Figure dataset records:
_ _ _ _
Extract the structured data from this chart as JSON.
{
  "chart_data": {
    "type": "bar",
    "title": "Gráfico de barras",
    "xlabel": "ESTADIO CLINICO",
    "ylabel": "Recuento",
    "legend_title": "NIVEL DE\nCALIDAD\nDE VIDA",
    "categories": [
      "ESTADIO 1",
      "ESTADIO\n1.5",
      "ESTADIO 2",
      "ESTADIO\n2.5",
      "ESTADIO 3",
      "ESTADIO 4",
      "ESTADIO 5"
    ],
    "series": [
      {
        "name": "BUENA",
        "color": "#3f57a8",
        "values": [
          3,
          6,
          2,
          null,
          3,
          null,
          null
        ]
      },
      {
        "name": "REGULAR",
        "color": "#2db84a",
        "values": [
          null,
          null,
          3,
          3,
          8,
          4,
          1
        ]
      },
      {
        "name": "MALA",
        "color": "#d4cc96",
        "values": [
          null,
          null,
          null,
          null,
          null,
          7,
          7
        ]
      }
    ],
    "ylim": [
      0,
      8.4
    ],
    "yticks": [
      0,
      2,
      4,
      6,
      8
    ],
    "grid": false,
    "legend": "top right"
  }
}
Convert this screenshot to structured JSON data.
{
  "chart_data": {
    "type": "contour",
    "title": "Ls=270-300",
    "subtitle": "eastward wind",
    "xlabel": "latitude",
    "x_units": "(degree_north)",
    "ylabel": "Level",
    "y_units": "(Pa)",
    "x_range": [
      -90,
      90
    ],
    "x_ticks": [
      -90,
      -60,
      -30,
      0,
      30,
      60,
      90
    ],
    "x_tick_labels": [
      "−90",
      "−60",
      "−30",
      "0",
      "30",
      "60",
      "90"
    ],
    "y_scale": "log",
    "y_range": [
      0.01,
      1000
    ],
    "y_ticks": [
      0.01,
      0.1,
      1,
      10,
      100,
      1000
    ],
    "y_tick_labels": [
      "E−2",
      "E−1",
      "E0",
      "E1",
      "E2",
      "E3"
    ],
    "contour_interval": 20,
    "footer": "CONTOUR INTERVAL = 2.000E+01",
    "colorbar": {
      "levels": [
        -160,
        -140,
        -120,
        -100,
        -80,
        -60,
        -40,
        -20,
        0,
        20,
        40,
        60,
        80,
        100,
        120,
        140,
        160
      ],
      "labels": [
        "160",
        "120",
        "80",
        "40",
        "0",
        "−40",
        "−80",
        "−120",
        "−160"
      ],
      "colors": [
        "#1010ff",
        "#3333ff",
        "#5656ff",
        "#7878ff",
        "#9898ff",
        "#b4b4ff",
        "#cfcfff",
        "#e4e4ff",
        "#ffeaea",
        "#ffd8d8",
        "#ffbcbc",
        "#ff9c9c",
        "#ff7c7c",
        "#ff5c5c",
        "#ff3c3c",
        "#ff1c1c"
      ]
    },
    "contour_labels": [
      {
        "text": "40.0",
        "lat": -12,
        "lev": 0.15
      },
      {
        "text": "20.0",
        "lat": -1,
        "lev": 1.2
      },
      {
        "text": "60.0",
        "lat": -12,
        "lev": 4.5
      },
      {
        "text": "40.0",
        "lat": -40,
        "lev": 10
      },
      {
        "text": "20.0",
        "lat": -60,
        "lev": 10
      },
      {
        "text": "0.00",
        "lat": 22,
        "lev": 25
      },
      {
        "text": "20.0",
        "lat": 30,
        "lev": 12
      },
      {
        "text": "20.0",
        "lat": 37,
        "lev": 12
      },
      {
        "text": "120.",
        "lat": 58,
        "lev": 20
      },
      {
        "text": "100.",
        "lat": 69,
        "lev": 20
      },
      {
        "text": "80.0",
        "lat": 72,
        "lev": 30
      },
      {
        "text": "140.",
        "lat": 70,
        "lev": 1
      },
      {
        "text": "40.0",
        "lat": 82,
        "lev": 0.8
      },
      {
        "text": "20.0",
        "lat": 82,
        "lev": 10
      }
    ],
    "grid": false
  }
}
_ _ _ _
Which lines in the listing above hold the word "structured"? Show each of them.

Extract the structured data from this chart as JSON.
Convert this screenshot to structured JSON data.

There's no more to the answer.